» **Selected passage**:

—————

Linear regression coefficients 95% CI, (N = 65,500).

Input variables	Coefficients	Standard error	t-statistic	p-value	Lower 95%	Upper 95%
Intercept	β0 = 42.7182	3.6303	11.7671	6.2081 × 10−32	35.60	49.83
X1: location	β1 = −0.0075	0.0018	−4.2228	2.4162 × 10−5	−0.01	0.00
X2: type of dwelling	β2 = 0.1851	0.0055	33.8260	1.153 × 10−248	0.17	0.19
X3: number of storeys	β3 = 0.5437	0.0100	54.2602	0	0.52	0.56
X4: plan shape	β4 = 0.0099	0.0019	5.3116	1.090 × 10−7	0.00	0.01
X5: year built	β5 = –0.0191	0.0018	−10.5451	5.6125 × 10−26	−0.02	−0.01
X6: volume	β6 = −0.0010	0.0000	−47.09	0	0.00	0.00
X7: foundation RSI	β7 = −0.2350	0.0049	−48.08	0	−0.24	−0.22
X8: wall RSI	β8 = −0.0189	0.0097	−1.94	0.00517	−0.03	0.00
X9: ceiling RSI	β9 = −0.1551	0.0046	−33.99	3.6074 × 10−251	−0.16	−0.14
X10: ventilation type	β10 = −0.3064	0.0055	−55.47	0	−0.31	−0.29

The overall model strength for this regression was moderate on the low side with R² = 0.35. Despite the ease of application of the linear multivariate regression model, the model strength must be improved and the non-linear relationship between ACH₅₀ and the variables reported in previous studies would need to be considered. In addition, the presence of many non-numerical subcategories in each parameter would demand a better alternative method to describe this data. Therefore, another machine-learning model was used in this study, namely a Random Forest Ensemble (RFE) approach. The RFE was used to improve the models' granularity and the location variable was also added to the number of independent variables addressed.

Random Forest Ensemble model

There are many types of machine learning algorithms that are often grouped by similarity in terms of their mechanism and approach to analyze data, such as tree-based methods and neural network methods.⁴⁸ Another technique is Ensemble learning wherein multiple models are trained to solve the same problem and are combined as a community model, instead of an individual model, to achieve better results. The main hypothesis is that when constituent models are combined better models can be achieved.⁴⁹ Thus, this study used another machine learning approach, Random Forest Ensemble, which was chosen due to its capability to analyze the data and represent all studied categories in one predictive model.

—————

» **Entries supplied**:
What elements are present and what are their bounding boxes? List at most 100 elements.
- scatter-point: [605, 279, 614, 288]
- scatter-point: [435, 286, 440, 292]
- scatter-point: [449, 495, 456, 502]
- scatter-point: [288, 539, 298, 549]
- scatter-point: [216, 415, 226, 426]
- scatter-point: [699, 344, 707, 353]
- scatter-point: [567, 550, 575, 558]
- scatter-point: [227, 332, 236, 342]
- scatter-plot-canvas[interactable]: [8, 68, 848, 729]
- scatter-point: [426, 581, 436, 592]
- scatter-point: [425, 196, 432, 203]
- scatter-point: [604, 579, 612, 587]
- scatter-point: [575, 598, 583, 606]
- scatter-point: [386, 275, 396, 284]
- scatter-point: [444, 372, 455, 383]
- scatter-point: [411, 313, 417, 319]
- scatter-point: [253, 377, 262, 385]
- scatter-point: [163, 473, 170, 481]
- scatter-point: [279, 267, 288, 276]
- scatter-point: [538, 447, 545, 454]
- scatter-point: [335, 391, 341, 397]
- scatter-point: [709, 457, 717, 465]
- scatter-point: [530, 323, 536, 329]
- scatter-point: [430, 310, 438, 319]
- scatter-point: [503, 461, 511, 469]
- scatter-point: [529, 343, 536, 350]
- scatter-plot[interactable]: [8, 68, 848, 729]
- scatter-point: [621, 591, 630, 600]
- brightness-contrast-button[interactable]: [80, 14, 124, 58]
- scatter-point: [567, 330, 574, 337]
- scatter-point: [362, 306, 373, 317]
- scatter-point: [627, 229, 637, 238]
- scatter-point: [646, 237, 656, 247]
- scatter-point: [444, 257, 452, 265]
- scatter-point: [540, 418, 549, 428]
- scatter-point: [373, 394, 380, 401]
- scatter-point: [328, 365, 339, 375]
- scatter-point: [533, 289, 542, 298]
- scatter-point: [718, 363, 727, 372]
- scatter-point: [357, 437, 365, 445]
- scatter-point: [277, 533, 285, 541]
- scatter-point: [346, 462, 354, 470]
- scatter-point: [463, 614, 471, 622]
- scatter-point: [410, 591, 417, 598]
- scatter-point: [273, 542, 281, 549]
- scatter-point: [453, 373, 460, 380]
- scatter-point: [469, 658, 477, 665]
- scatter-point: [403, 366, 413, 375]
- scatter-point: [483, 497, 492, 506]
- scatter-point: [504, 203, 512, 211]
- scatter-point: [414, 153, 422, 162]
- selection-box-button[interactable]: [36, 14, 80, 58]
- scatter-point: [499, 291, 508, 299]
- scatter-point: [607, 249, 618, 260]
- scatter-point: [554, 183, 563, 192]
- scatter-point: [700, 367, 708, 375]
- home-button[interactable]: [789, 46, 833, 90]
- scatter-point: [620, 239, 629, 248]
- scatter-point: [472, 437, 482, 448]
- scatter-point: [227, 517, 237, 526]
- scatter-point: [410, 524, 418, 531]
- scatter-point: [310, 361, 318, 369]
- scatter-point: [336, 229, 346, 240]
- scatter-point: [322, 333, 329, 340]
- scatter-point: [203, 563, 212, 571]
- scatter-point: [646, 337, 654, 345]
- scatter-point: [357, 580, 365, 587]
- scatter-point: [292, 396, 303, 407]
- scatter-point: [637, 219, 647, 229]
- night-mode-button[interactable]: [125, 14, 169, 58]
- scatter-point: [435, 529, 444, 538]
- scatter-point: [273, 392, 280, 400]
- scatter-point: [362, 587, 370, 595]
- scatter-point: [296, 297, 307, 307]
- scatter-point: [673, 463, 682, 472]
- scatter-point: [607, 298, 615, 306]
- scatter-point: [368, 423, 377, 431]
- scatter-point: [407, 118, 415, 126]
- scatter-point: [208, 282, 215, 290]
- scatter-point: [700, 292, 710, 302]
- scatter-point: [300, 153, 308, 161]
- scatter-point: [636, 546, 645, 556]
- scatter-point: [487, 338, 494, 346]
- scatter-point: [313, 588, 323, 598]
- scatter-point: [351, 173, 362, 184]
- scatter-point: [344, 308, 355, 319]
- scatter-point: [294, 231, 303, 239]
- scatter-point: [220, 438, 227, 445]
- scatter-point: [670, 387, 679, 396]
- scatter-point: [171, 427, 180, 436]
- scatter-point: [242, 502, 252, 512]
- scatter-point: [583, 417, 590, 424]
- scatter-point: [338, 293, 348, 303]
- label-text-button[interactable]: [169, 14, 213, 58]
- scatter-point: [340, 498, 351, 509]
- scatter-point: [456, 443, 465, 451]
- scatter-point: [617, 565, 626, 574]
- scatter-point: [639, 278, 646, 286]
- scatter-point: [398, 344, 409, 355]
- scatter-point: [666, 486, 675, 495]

—————

» **Goals**:
a. In the passage on regression coefficients, list every input variable whose p-value is given as 0.
b. Echo the listing from its first line through the line containing "- selection-box-button[interactable]: [36, 14, 80, 58]", both ends included.

» **Solutions by task**:
a.
X3: number of storeys
X6: volume
X7: foundation RSI
X10: ventilation type

b.
What elements are present and what are their bounding boxes? List at most 100 elements.
- scatter-point: [605, 279, 614, 288]
- scatter-point: [435, 286, 440, 292]
- scatter-point: [449, 495, 456, 502]
- scatter-point: [288, 539, 298, 549]
- scatter-point: [216, 415, 226, 426]
- scatter-point: [699, 344, 707, 353]
- scatter-point: [567, 550, 575, 558]
- scatter-point: [227, 332, 236, 342]
- scatter-plot-canvas[interactable]: [8, 68, 848, 729]
- scatter-point: [426, 581, 436, 592]
- scatter-point: [425, 196, 432, 203]
- scatter-point: [604, 579, 612, 587]
- scatter-point: [575, 598, 583, 606]
- scatter-point: [386, 275, 396, 284]
- scatter-point: [444, 372, 455, 383]
- scatter-point: [411, 313, 417, 319]
- scatter-point: [253, 377, 262, 385]
- scatter-point: [163, 473, 170, 481]
- scatter-point: [279, 267, 288, 276]
- scatter-point: [538, 447, 545, 454]
- scatter-point: [335, 391, 341, 397]
- scatter-point: [709, 457, 717, 465]
- scatter-point: [530, 323, 536, 329]
- scatter-point: [430, 310, 438, 319]
- scatter-point: [503, 461, 511, 469]
- scatter-point: [529, 343, 536, 350]
- scatter-plot[interactable]: [8, 68, 848, 729]
- scatter-point: [621, 591, 630, 600]
- brightness-contrast-button[interactable]: [80, 14, 124, 58]
- scatter-point: [567, 330, 574, 337]
- scatter-point: [362, 306, 373, 317]
- scatter-point: [627, 229, 637, 238]
- scatter-point: [646, 237, 656, 247]
- scatter-point: [444, 257, 452, 265]
- scatter-point: [540, 418, 549, 428]
- scatter-point: [373, 394, 380, 401]
- scatter-point: [328, 365, 339, 375]
- scatter-point: [533, 289, 542, 298]
- scatter-point: [718, 363, 727, 372]
- scatter-point: [357, 437, 365, 445]
- scatter-point: [277, 533, 285, 541]
- scatter-point: [346, 462, 354, 470]
- scatter-point: [463, 614, 471, 622]
- scatter-point: [410, 591, 417, 598]
- scatter-point: [273, 542, 281, 549]
- scatter-point: [453, 373, 460, 380]
- scatter-point: [469, 658, 477, 665]
- scatter-point: [403, 366, 413, 375]
- scatter-point: [483, 497, 492, 506]
- scatter-point: [504, 203, 512, 211]
- scatter-point: [414, 153, 422, 162]
- selection-box-button[interactable]: [36, 14, 80, 58]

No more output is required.